* SHORT PROBLEM *
Locate and copy all lines bearing the word "this".

Figure data in JSON

##########

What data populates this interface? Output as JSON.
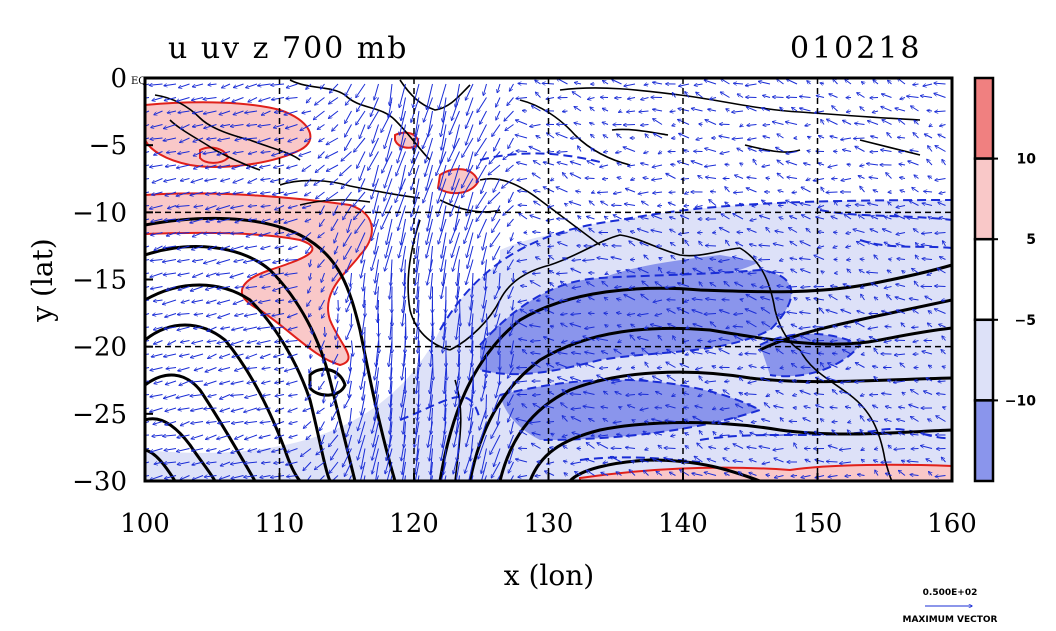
{
  "chart_data": {
    "type": "heatmap",
    "title": "u uv z 700 mb",
    "date_label": "010218",
    "xlabel": "x (lon)",
    "ylabel": "y (lat)",
    "xlim": [
      100,
      160
    ],
    "ylim": [
      -30,
      0
    ],
    "x_ticks": [
      100,
      110,
      120,
      130,
      140,
      150,
      160
    ],
    "y_ticks": [
      0,
      -5,
      -10,
      -15,
      -20,
      -25,
      -30
    ],
    "y_tick_labels": [
      "0",
      "−5",
      "−10",
      "−15",
      "−20",
      "−25",
      "−30"
    ],
    "y_zero_suffix": "EQ",
    "grid": true,
    "grid_lines_x": [
      110,
      120,
      130,
      140,
      150
    ],
    "grid_lines_y": [
      -10,
      -20
    ],
    "colorbar": {
      "placement": "right",
      "bins": [
        {
          "label": "10",
          "color": "#f08080"
        },
        {
          "label": "5",
          "color": "#f9c8c8"
        },
        {
          "label": "−5",
          "color": "#ffffff"
        },
        {
          "label": "−10",
          "color": "#dde1f8"
        },
        {
          "label": "",
          "color": "#8a95ec"
        }
      ],
      "tick_labels": [
        "10",
        "5",
        "−5",
        "−10"
      ]
    },
    "colors": {
      "positive_strong": "#f08080",
      "positive": "#f9c8c8",
      "negative": "#dde1f8",
      "negative_strong": "#8a95ec",
      "wind_vectors": "#1a2dd6",
      "u_contour_positive": "#e0201a",
      "u_contour_negative": "#1a2dd6",
      "z_contour": "#000000"
    },
    "vector_legend": {
      "value": "0.500E+02",
      "label": "MAXIMUM VECTOR"
    }
  }
}
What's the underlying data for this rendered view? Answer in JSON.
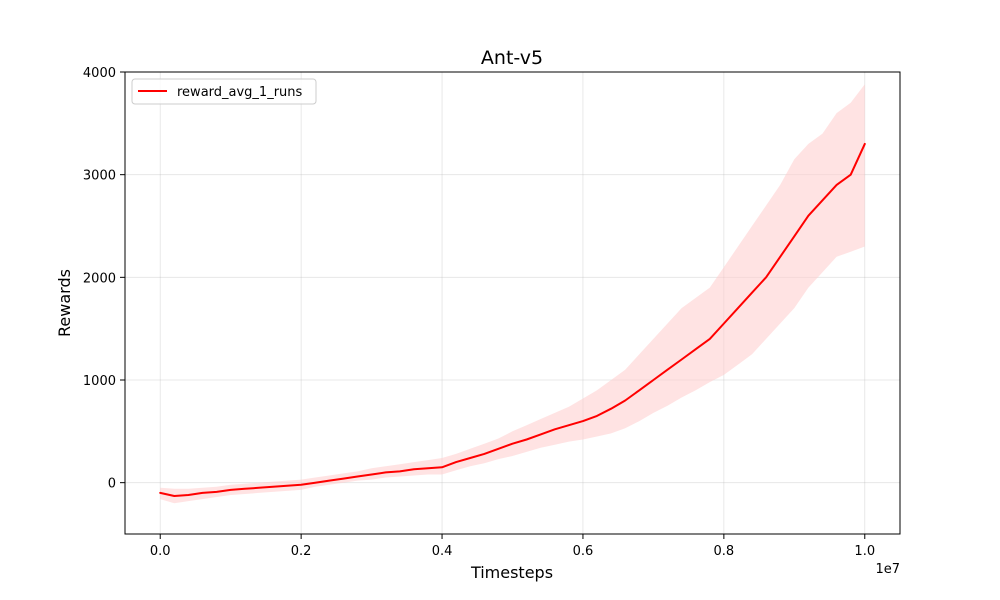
{
  "chart_data": {
    "type": "line",
    "title": "Ant-v5",
    "xlabel": "Timesteps",
    "ylabel": "Rewards",
    "x_offset_label": "1e7",
    "xlim": [
      -0.05,
      1.05
    ],
    "ylim": [
      -500,
      4000
    ],
    "x_ticks": [
      0.0,
      0.2,
      0.4,
      0.6,
      0.8,
      1.0
    ],
    "x_tick_labels": [
      "0.0",
      "0.2",
      "0.4",
      "0.6",
      "0.8",
      "1.0"
    ],
    "y_ticks": [
      0,
      1000,
      2000,
      3000,
      4000
    ],
    "y_tick_labels": [
      "0",
      "1000",
      "2000",
      "3000",
      "4000"
    ],
    "grid": true,
    "legend_position": "top-left",
    "series": [
      {
        "name": "reward_avg_1_runs",
        "color": "#ff0000",
        "band_color": "#ffcccc",
        "x": [
          0.0,
          0.02,
          0.04,
          0.06,
          0.08,
          0.1,
          0.12,
          0.14,
          0.16,
          0.18,
          0.2,
          0.22,
          0.24,
          0.26,
          0.28,
          0.3,
          0.32,
          0.34,
          0.36,
          0.38,
          0.4,
          0.42,
          0.44,
          0.46,
          0.48,
          0.5,
          0.52,
          0.54,
          0.56,
          0.58,
          0.6,
          0.62,
          0.64,
          0.66,
          0.68,
          0.7,
          0.72,
          0.74,
          0.76,
          0.78,
          0.8,
          0.82,
          0.84,
          0.86,
          0.88,
          0.9,
          0.92,
          0.94,
          0.96,
          0.98,
          1.0
        ],
        "mean": [
          -100,
          -130,
          -120,
          -100,
          -90,
          -70,
          -60,
          -50,
          -40,
          -30,
          -20,
          0,
          20,
          40,
          60,
          80,
          100,
          110,
          130,
          140,
          150,
          200,
          240,
          280,
          330,
          380,
          420,
          470,
          520,
          560,
          600,
          650,
          720,
          800,
          900,
          1000,
          1100,
          1200,
          1300,
          1400,
          1550,
          1700,
          1850,
          2000,
          2200,
          2400,
          2600,
          2750,
          2900,
          3000,
          3300
        ],
        "upper": [
          -50,
          -60,
          -60,
          -50,
          -40,
          -20,
          -10,
          0,
          10,
          20,
          30,
          50,
          70,
          90,
          110,
          140,
          160,
          180,
          200,
          220,
          240,
          280,
          330,
          380,
          430,
          500,
          560,
          620,
          680,
          740,
          820,
          900,
          1000,
          1100,
          1250,
          1400,
          1550,
          1700,
          1800,
          1900,
          2100,
          2300,
          2500,
          2700,
          2900,
          3150,
          3300,
          3400,
          3600,
          3700,
          3880
        ],
        "lower": [
          -160,
          -200,
          -180,
          -160,
          -140,
          -120,
          -110,
          -100,
          -90,
          -80,
          -70,
          -40,
          -20,
          0,
          20,
          30,
          50,
          60,
          70,
          80,
          80,
          120,
          160,
          190,
          230,
          260,
          300,
          340,
          370,
          400,
          420,
          450,
          480,
          530,
          600,
          680,
          750,
          830,
          900,
          980,
          1050,
          1150,
          1250,
          1400,
          1550,
          1700,
          1900,
          2050,
          2200,
          2250,
          2300
        ]
      }
    ]
  }
}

##########

* RESULT BELOW *
What data populates this interface? Output as JSON.
What's the underlying data for this rendered view? Answer in JSON.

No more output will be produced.